Written problem |
Gather all lines from the material that contain the word "this".

Source material |
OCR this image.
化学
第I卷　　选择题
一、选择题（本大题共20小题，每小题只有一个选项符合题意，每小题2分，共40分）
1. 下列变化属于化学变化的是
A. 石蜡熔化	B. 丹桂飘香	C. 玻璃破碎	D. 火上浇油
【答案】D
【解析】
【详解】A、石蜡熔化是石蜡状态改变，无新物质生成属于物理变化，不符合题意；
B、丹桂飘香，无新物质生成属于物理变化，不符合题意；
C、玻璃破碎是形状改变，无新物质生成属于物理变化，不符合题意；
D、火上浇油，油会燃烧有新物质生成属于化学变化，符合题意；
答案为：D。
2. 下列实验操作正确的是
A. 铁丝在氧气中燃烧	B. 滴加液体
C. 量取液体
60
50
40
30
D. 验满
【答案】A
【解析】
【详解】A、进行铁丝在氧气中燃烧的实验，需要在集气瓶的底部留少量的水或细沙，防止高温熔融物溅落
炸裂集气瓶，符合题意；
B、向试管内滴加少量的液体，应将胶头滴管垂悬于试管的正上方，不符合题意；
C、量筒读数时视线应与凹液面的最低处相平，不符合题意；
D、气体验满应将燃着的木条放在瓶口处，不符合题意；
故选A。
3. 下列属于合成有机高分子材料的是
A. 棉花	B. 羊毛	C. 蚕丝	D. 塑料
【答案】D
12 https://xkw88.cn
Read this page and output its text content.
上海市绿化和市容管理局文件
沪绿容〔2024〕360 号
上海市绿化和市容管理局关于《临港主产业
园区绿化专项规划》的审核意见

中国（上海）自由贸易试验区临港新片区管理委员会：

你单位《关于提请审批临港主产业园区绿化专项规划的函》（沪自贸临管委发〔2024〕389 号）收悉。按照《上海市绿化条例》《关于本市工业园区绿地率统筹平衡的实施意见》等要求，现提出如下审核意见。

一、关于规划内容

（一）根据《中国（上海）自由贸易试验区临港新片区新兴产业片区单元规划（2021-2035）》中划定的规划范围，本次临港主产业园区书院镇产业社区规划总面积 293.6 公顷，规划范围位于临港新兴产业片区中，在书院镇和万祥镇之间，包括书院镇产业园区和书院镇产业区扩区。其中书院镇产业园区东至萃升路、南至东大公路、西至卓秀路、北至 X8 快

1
--
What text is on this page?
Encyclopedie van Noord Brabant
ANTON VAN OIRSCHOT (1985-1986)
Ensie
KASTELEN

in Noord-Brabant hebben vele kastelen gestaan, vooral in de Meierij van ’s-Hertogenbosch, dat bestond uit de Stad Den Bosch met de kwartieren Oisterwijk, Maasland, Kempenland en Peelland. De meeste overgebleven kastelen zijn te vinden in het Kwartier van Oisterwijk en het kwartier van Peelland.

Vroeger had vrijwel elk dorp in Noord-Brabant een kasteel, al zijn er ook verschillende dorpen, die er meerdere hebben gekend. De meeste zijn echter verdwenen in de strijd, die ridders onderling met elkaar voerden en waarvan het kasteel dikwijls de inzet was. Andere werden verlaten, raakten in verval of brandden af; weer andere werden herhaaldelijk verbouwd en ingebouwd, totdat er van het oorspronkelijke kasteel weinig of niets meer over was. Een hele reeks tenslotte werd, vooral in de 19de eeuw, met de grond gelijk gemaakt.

Solution to the exercise |
OCR this image.
Read this page and output its text content.
What text is on this page?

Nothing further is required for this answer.